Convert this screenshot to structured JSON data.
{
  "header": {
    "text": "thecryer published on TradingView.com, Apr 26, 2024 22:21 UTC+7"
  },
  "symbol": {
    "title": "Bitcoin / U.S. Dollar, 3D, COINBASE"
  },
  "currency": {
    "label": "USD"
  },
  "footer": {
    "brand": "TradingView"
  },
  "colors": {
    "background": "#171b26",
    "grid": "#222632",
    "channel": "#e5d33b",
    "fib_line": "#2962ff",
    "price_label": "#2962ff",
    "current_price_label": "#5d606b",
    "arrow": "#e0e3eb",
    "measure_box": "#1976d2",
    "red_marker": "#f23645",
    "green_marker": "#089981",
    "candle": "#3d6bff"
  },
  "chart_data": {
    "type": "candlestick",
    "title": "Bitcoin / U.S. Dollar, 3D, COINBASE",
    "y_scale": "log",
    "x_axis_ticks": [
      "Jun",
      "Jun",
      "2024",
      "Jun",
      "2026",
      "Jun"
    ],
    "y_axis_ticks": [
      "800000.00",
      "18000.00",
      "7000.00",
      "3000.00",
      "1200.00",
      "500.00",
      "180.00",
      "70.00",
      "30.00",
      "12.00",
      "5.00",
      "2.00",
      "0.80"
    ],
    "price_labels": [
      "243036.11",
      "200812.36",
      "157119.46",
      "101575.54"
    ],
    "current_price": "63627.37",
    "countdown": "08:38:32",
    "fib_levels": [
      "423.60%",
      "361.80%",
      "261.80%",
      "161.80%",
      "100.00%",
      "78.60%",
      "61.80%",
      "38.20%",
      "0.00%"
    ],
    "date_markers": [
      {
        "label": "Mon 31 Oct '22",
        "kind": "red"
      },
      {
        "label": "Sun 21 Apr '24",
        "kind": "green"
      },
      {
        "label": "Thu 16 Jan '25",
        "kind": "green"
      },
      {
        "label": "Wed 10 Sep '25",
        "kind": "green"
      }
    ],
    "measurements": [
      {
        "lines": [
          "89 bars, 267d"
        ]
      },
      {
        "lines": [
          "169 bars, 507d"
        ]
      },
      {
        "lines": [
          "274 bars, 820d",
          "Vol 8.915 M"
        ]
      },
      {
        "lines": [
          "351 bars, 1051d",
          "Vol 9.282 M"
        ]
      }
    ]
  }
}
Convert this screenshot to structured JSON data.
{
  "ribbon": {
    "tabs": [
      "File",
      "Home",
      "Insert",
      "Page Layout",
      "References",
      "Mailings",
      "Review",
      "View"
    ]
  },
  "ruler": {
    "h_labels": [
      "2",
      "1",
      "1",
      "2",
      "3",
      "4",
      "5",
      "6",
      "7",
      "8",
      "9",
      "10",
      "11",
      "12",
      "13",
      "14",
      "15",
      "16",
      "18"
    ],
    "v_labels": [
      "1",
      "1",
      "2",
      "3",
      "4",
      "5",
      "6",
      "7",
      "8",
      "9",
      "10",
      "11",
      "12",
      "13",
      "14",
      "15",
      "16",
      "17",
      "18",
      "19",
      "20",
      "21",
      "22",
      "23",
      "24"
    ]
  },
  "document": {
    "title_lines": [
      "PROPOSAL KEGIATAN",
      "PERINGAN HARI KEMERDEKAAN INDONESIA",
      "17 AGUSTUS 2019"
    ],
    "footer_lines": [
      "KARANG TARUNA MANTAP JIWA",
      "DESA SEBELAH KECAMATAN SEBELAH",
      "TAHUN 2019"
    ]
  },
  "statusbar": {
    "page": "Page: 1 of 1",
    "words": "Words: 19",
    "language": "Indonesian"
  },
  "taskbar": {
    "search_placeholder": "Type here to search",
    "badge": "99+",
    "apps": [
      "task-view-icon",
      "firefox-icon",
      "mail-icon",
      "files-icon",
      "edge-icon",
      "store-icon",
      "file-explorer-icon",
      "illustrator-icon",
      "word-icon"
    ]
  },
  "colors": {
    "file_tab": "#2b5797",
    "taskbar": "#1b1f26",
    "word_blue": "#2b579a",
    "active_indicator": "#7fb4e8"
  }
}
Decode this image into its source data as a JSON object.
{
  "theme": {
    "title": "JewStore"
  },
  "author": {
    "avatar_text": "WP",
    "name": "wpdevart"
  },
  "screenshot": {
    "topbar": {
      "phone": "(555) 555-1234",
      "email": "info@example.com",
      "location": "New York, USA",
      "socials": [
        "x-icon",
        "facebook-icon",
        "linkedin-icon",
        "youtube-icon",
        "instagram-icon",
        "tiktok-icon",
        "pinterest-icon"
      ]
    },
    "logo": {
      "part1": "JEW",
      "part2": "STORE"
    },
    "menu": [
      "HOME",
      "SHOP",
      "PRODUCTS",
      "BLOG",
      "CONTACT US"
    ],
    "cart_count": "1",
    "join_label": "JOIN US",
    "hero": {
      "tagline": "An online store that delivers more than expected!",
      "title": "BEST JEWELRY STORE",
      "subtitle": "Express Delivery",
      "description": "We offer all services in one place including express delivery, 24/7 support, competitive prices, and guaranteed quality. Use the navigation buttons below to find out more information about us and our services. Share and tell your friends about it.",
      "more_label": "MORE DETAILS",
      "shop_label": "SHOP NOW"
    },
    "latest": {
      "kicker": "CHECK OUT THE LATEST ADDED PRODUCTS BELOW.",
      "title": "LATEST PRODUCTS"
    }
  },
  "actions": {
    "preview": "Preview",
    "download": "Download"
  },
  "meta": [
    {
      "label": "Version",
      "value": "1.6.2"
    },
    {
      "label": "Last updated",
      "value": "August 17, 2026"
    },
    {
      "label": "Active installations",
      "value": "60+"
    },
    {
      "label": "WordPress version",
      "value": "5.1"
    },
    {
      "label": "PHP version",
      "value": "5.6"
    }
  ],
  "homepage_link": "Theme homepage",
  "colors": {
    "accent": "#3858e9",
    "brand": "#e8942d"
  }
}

_ _ _

• **What is being asked**: Return each line of the records above exactly as it reads.

• **Exercise answer**:
Convert this screenshot to structured JSON data.
{
  "header": {
    "text": "thecryer published on TradingView.com, Apr 26, 2024 22:21 UTC+7"
  },
  "symbol": {
    "title": "Bitcoin / U.S. Dollar, 3D, COINBASE"
  },
  "currency": {
    "label": "USD"
  },
  "footer": {
    "brand": "TradingView"
  },
  "colors": {
    "background": "#171b26",
    "grid": "#222632",
    "channel": "#e5d33b",
    "fib_line": "#2962ff",
    "price_label": "#2962ff",
    "current_price_label": "#5d606b",
    "arrow": "#e0e3eb",
    "measure_box": "#1976d2",
    "red_marker": "#f23645",
    "green_marker": "#089981",
    "candle": "#3d6bff"
  },
  "chart_data": {
    "type": "candlestick",
    "title": "Bitcoin / U.S. Dollar, 3D, COINBASE",
    "y_scale": "log",
    "x_axis_ticks": [
      "Jun",
      "Jun",
      "2024",
      "Jun",
      "2026",
      "Jun"
    ],
    "y_axis_ticks": [
      "800000.00",
      "18000.00",
      "7000.00",
      "3000.00",
      "1200.00",
      "500.00",
      "180.00",
      "70.00",
      "30.00",
      "12.00",
      "5.00",
      "2.00",
      "0.80"
    ],
    "price_labels": [
      "243036.11",
      "200812.36",
      "157119.46",
      "101575.54"
    ],
    "current_price": "63627.37",
    "countdown": "08:38:32",
    "fib_levels": [
      "423.60%",
      "361.80%",
      "261.80%",
      "161.80%",
      "100.00%",
      "78.60%",
      "61.80%",
      "38.20%",
      "0.00%"
    ],
    "date_markers": [
      {
        "label": "Mon 31 Oct '22",
        "kind": "red"
      },
      {
        "label": "Sun 21 Apr '24",
        "kind": "green"
      },
      {
        "label": "Thu 16 Jan '25",
        "kind": "green"
      },
      {
        "label": "Wed 10 Sep '25",
        "kind": "green"
      }
    ],
    "measurements": [
      {
        "lines": [
          "89 bars, 267d"
        ]
      },
      {
        "lines": [
          "169 bars, 507d"
        ]
      },
      {
        "lines": [
          "274 bars, 820d",
          "Vol 8.915 M"
        ]
      },
      {
        "lines": [
          "351 bars, 1051d",
          "Vol 9.282 M"
        ]
      }
    ]
  }
}
Convert this screenshot to structured JSON data.
{
  "ribbon": {
    "tabs": [
      "File",
      "Home",
      "Insert",
      "Page Layout",
      "References",
      "Mailings",
      "Review",
      "View"
    ]
  },
  "ruler": {
    "h_labels": [
      "2",
      "1",
      "1",
      "2",
      "3",
      "4",
      "5",
      "6",
      "7",
      "8",
      "9",
      "10",
      "11",
      "12",
      "13",
      "14",
      "15",
      "16",
      "18"
    ],
    "v_labels": [
      "1",
      "1",
      "2",
      "3",
      "4",
      "5",
      "6",
      "7",
      "8",
      "9",
      "10",
      "11",
      "12",
      "13",
      "14",
      "15",
      "16",
      "17",
      "18",
      "19",
      "20",
      "21",
      "22",
      "23",
      "24"
    ]
  },
  "document": {
    "title_lines": [
      "PROPOSAL KEGIATAN",
      "PERINGAN HARI KEMERDEKAAN INDONESIA",
      "17 AGUSTUS 2019"
    ],
    "footer_lines": [
      "KARANG TARUNA MANTAP JIWA",
      "DESA SEBELAH KECAMATAN SEBELAH",
      "TAHUN 2019"
    ]
  },
  "statusbar": {
    "page": "Page: 1 of 1",
    "words": "Words: 19",
    "language": "Indonesian"
  },
  "taskbar": {
    "search_placeholder": "Type here to search",
    "badge": "99+",
    "apps": [
      "task-view-icon",
      "firefox-icon",
      "mail-icon",
      "files-icon",
      "edge-icon",
      "store-icon",
      "file-explorer-icon",
      "illustrator-icon",
      "word-icon"
    ]
  },
  "colors": {
    "file_tab": "#2b5797",
    "taskbar": "#1b1f26",
    "word_blue": "#2b579a",
    "active_indicator": "#7fb4e8"
  }
}
Decode this image into its source data as a JSON object.
{
  "theme": {
    "title": "JewStore"
  },
  "author": {
    "avatar_text": "WP",
    "name": "wpdevart"
  },
  "screenshot": {
    "topbar": {
      "phone": "(555) 555-1234",
      "email": "info@example.com",
      "location": "New York, USA",
      "socials": [
        "x-icon",
        "facebook-icon",
        "linkedin-icon",
        "youtube-icon",
        "instagram-icon",
        "tiktok-icon",
        "pinterest-icon"
      ]
    },
    "logo": {
      "part1": "JEW",
      "part2": "STORE"
    },
    "menu": [
      "HOME",
      "SHOP",
      "PRODUCTS",
      "BLOG",
      "CONTACT US"
    ],
    "cart_count": "1",
    "join_label": "JOIN US",
    "hero": {
      "tagline": "An online store that delivers more than expected!",
      "title": "BEST JEWELRY STORE",
      "subtitle": "Express Delivery",
      "description": "We offer all services in one place including express delivery, 24/7 support, competitive prices, and guaranteed quality. Use the navigation buttons below to find out more information about us and our services. Share and tell your friends about it.",
      "more_label": "MORE DETAILS",
      "shop_label": "SHOP NOW"
    },
    "latest": {
      "kicker": "CHECK OUT THE LATEST ADDED PRODUCTS BELOW.",
      "title": "LATEST PRODUCTS"
    }
  },
  "actions": {
    "preview": "Preview",
    "download": "Download"
  },
  "meta": [
    {
      "label": "Version",
      "value": "1.6.2"
    },
    {
      "label": "Last updated",
      "value": "August 17, 2026"
    },
    {
      "label": "Active installations",
      "value": "60+"
    },
    {
      "label": "WordPress version",
      "value": "5.1"
    },
    {
      "label": "PHP version",
      "value": "5.6"
    }
  ],
  "homepage_link": "Theme homepage",
  "colors": {
    "accent": "#3858e9",
    "brand": "#e8942d"
  }
}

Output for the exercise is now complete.